_TASK STATEMENT_
Pick out each line containing the string "xlabel" and copy it.

_DATA SUPPLIED_
"""

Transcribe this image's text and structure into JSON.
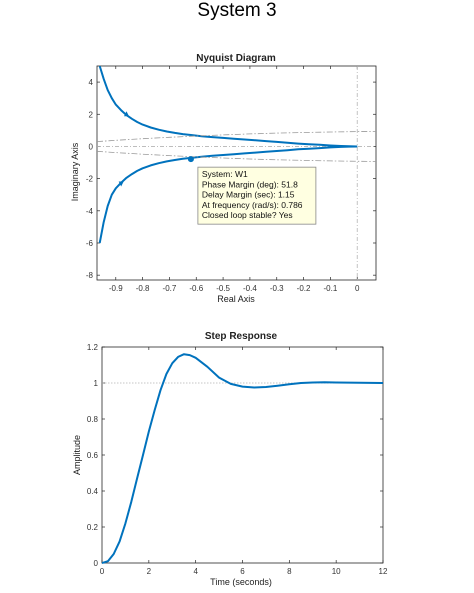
{
  "figure_title": "System 3",
  "colors": {
    "line": "#0072BD",
    "axis": "#262626",
    "grid_ref": "#b4b4b4",
    "tip_bg": "#ffffe1",
    "tip_border": "#888888"
  },
  "chart_data": [
    {
      "type": "line",
      "title": "Nyquist Diagram",
      "xlabel": "Real Axis",
      "ylabel": "Imaginary Axis",
      "xlim": [
        -0.97,
        0.07
      ],
      "ylim": [
        -8.3,
        5.0
      ],
      "xticks": [
        -0.9,
        -0.8,
        -0.7,
        -0.6,
        -0.5,
        -0.4,
        -0.3,
        -0.2,
        -0.1,
        0
      ],
      "xtick_labels": [
        "-0.9",
        "-0.8",
        "-0.7",
        "-0.6",
        "-0.5",
        "-0.4",
        "-0.3",
        "-0.2",
        "-0.1",
        "0"
      ],
      "yticks": [
        -8,
        -6,
        -4,
        -2,
        0,
        2,
        4
      ],
      "ytick_labels": [
        "-8",
        "-6",
        "-4",
        "-2",
        "0",
        "2",
        "4"
      ],
      "series": [
        {
          "style": "solid",
          "x": [
            -0.96,
            -0.945,
            -0.93,
            -0.915,
            -0.9,
            -0.88,
            -0.86,
            -0.84,
            -0.82,
            -0.8,
            -0.77,
            -0.74,
            -0.71,
            -0.68,
            -0.65,
            -0.62,
            -0.58,
            -0.54,
            -0.5,
            -0.46,
            -0.42,
            -0.38,
            -0.34,
            -0.3,
            -0.26,
            -0.22,
            -0.18,
            -0.14,
            -0.1,
            -0.06,
            -0.03,
            0
          ],
          "y": [
            5.0,
            4.2,
            3.5,
            3.0,
            2.6,
            2.25,
            1.95,
            1.72,
            1.52,
            1.36,
            1.18,
            1.04,
            0.93,
            0.84,
            0.77,
            0.71,
            0.64,
            0.58,
            0.53,
            0.48,
            0.43,
            0.38,
            0.33,
            0.28,
            0.23,
            0.18,
            0.14,
            0.1,
            0.06,
            0.03,
            0.012,
            0
          ]
        },
        {
          "style": "solid",
          "x": [
            0,
            -0.03,
            -0.06,
            -0.1,
            -0.14,
            -0.18,
            -0.22,
            -0.26,
            -0.3,
            -0.34,
            -0.38,
            -0.42,
            -0.46,
            -0.5,
            -0.54,
            -0.58,
            -0.62,
            -0.65,
            -0.68,
            -0.71,
            -0.74,
            -0.77,
            -0.8,
            -0.82,
            -0.84,
            -0.86,
            -0.88,
            -0.9,
            -0.915,
            -0.93,
            -0.945,
            -0.96
          ],
          "y": [
            0,
            -0.012,
            -0.03,
            -0.06,
            -0.1,
            -0.14,
            -0.18,
            -0.23,
            -0.28,
            -0.33,
            -0.38,
            -0.43,
            -0.48,
            -0.53,
            -0.58,
            -0.64,
            -0.71,
            -0.77,
            -0.84,
            -0.93,
            -1.04,
            -1.18,
            -1.36,
            -1.52,
            -1.72,
            -1.95,
            -2.25,
            -2.6,
            -3.0,
            -3.7,
            -4.7,
            -6.0
          ]
        },
        {
          "style": "dashdot",
          "x": [
            -0.97,
            -0.9,
            -0.8,
            -0.7,
            -0.6,
            -0.5,
            -0.4,
            -0.3,
            -0.2,
            -0.1,
            0,
            0.07
          ],
          "y": [
            0.3,
            0.38,
            0.48,
            0.57,
            0.65,
            0.72,
            0.78,
            0.83,
            0.87,
            0.9,
            0.92,
            0.93
          ]
        },
        {
          "style": "dashdot",
          "x": [
            -0.97,
            -0.9,
            -0.8,
            -0.7,
            -0.6,
            -0.5,
            -0.4,
            -0.3,
            -0.2,
            -0.1,
            0,
            0.07
          ],
          "y": [
            -0.3,
            -0.38,
            -0.48,
            -0.57,
            -0.65,
            -0.72,
            -0.78,
            -0.83,
            -0.87,
            -0.9,
            -0.92,
            -0.93
          ]
        }
      ],
      "arrows": [
        {
          "x": -0.86,
          "y": 2.0,
          "dir": "up"
        },
        {
          "x": -0.88,
          "y": -2.3,
          "dir": "down"
        }
      ],
      "marker": {
        "x": -0.62,
        "y": -0.79
      },
      "datatip": [
        "System: W1",
        "Phase Margin (deg): 51.8",
        "Delay Margin (sec): 1.15",
        "At frequency (rad/s): 0.786",
        "Closed loop stable? Yes"
      ]
    },
    {
      "type": "line",
      "title": "Step Response",
      "xlabel": "Time (seconds)",
      "ylabel": "Amplitude",
      "xlim": [
        0,
        12
      ],
      "ylim": [
        0,
        1.2
      ],
      "xticks": [
        0,
        2,
        4,
        6,
        8,
        10,
        12
      ],
      "xtick_labels": [
        "0",
        "2",
        "4",
        "6",
        "8",
        "10",
        "12"
      ],
      "yticks": [
        0,
        0.2,
        0.4,
        0.6,
        0.8,
        1,
        1.2
      ],
      "ytick_labels": [
        "0",
        "0.2",
        "0.4",
        "0.6",
        "0.8",
        "1",
        "1.2"
      ],
      "reference_line": 1,
      "series": [
        {
          "style": "solid",
          "x": [
            0,
            0.25,
            0.5,
            0.75,
            1,
            1.25,
            1.5,
            1.75,
            2,
            2.25,
            2.5,
            2.75,
            3,
            3.25,
            3.5,
            3.75,
            4,
            4.5,
            5,
            5.5,
            6,
            6.5,
            7,
            7.5,
            8,
            8.5,
            9,
            9.5,
            10,
            11,
            12
          ],
          "y": [
            0,
            0.01,
            0.05,
            0.12,
            0.22,
            0.34,
            0.47,
            0.6,
            0.73,
            0.85,
            0.96,
            1.05,
            1.11,
            1.145,
            1.16,
            1.155,
            1.14,
            1.09,
            1.03,
            0.995,
            0.98,
            0.975,
            0.978,
            0.985,
            0.993,
            1.0,
            1.003,
            1.004,
            1.003,
            1.001,
            1.0
          ]
        }
      ]
    }
  ]
}
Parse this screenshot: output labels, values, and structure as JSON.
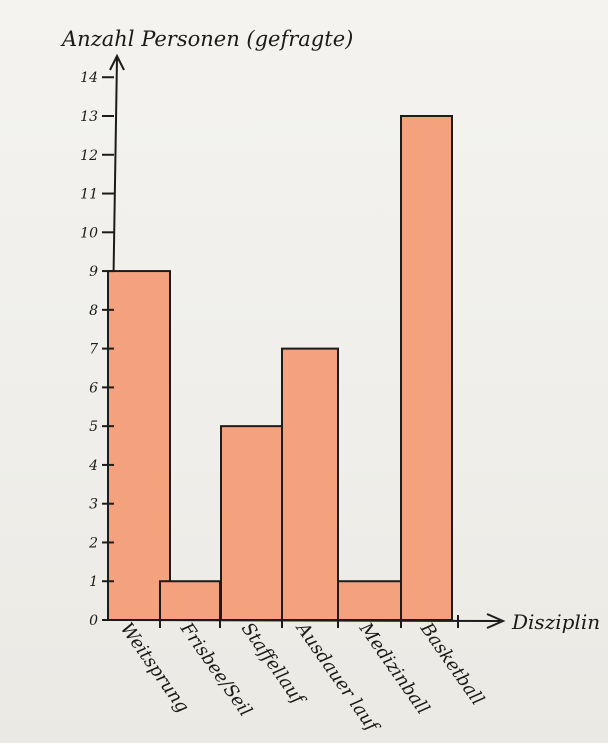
{
  "chart_data": {
    "type": "bar",
    "ylabel": "Anzahl Personen (gefragte)",
    "xlabel": "Disziplin",
    "categories": [
      "Weitsprung",
      "Frisbee/Seil",
      "Staffellauf",
      "Ausdauer lauf",
      "Medizinball",
      "Basketball"
    ],
    "values": [
      9,
      1,
      5,
      7,
      1,
      13
    ],
    "ylim": [
      0,
      14
    ],
    "yticks": [
      "0",
      "1",
      "2",
      "3",
      "4",
      "5",
      "6",
      "7",
      "8",
      "9",
      "10",
      "11",
      "12",
      "13",
      "14"
    ],
    "bar_color": "#f4a27e",
    "bar_stroke": "#1c1c1c",
    "grid": false,
    "legend": "none"
  }
}
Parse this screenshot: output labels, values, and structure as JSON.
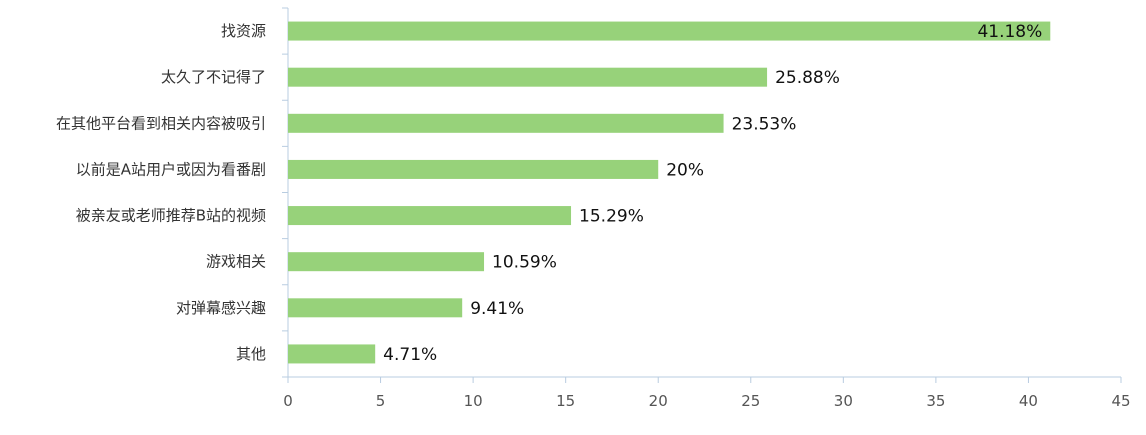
{
  "chart_data": {
    "type": "bar",
    "orientation": "horizontal",
    "categories": [
      "找资源",
      "太久了不记得了",
      "在其他平台看到相关内容被吸引",
      "以前是A站用户或因为看番剧",
      "被亲友或老师推荐B站的视频",
      "游戏相关",
      "对弹幕感兴趣",
      "其他"
    ],
    "values": [
      41.18,
      25.88,
      23.53,
      20,
      15.29,
      10.59,
      9.41,
      4.71
    ],
    "value_labels": [
      "41.18%",
      "25.88%",
      "23.53%",
      "20%",
      "15.29%",
      "10.59%",
      "9.41%",
      "4.71%"
    ],
    "xlim": [
      0,
      45
    ],
    "xticks": [
      "0",
      "5",
      "10",
      "15",
      "20",
      "25",
      "30",
      "35",
      "40",
      "45"
    ],
    "title": "",
    "xlabel": "",
    "ylabel": "",
    "grid": false,
    "legend": "none",
    "bar_color": "#97d27a",
    "axis_color": "#b8cce0"
  }
}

"""

_SOLUTION FOR THIS PROBLEM_
      "xlabel": "Real Axis",
      "xlabel": "Time (seconds)",
    "xlabel": "Disziplin",
    "xlabel": "",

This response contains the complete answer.